> [Task]: Would you copy out the whole listing exactly as given?

> [Provided information]:
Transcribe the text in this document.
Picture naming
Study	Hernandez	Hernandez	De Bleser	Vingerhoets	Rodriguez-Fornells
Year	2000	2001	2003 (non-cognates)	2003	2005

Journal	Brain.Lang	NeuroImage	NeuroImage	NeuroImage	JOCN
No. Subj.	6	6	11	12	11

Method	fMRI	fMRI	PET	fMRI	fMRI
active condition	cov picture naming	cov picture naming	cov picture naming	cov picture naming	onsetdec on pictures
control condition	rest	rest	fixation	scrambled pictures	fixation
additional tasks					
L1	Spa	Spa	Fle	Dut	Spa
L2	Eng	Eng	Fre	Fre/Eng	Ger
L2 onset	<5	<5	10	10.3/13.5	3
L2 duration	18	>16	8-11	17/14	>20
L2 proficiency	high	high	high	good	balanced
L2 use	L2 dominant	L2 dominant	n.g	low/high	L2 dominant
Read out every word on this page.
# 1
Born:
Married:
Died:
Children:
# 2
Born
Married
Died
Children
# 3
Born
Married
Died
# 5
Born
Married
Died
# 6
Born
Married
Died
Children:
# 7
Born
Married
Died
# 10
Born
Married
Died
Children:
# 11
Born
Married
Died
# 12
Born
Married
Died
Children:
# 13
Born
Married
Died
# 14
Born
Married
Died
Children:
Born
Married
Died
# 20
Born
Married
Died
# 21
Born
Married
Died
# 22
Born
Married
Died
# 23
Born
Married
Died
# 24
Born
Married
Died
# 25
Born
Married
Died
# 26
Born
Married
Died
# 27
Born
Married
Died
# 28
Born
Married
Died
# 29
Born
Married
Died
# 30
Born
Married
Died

> [Expected answer]:
Transcribe the text in this document.
Picture naming
Study	Hernandez	Hernandez	De Bleser	Vingerhoets	Rodriguez-Fornells
Year	2000	2001	2003 (non-cognates)	2003	2005

Journal	Brain.Lang	NeuroImage	NeuroImage	NeuroImage	JOCN
No. Subj.	6	6	11	12	11

Method	fMRI	fMRI	PET	fMRI	fMRI
active condition	cov picture naming	cov picture naming	cov picture naming	cov picture naming	onsetdec on pictures
control condition	rest	rest	fixation	scrambled pictures	fixation
additional tasks					
L1	Spa	Spa	Fle	Dut	Spa
L2	Eng	Eng	Fre	Fre/Eng	Ger
L2 onset	<5	<5	10	10.3/13.5	3
L2 duration	18	>16	8-11	17/14	>20
L2 proficiency	high	high	high	good	balanced
L2 use	L2 dominant	L2 dominant	n.g	low/high	L2 dominant
Read out every word on this page.
# 1
Born:
Married:
Died:
Children:
# 2
Born
Married
Died
Children
# 3
Born
Married
Died
# 5
Born
Married
Died
# 6
Born
Married
Died
Children:
# 7
Born
Married
Died
# 10
Born
Married
Died
Children:
# 11
Born
Married
Died
# 12
Born
Married
Died
Children:
# 13
Born
Married
Died
# 14
Born
Married
Died
Children:
Born
Married
Died
# 20
Born
Married
Died
# 21
Born
Married
Died
# 22
Born
Married
Died
# 23
Born
Married
Died
# 24
Born
Married
Died
# 25
Born
Married
Died
# 26
Born
Married
Died
# 27
Born
Married
Died
# 28
Born
Married
Died
# 29
Born
Married
Died
# 30
Born
Married
Died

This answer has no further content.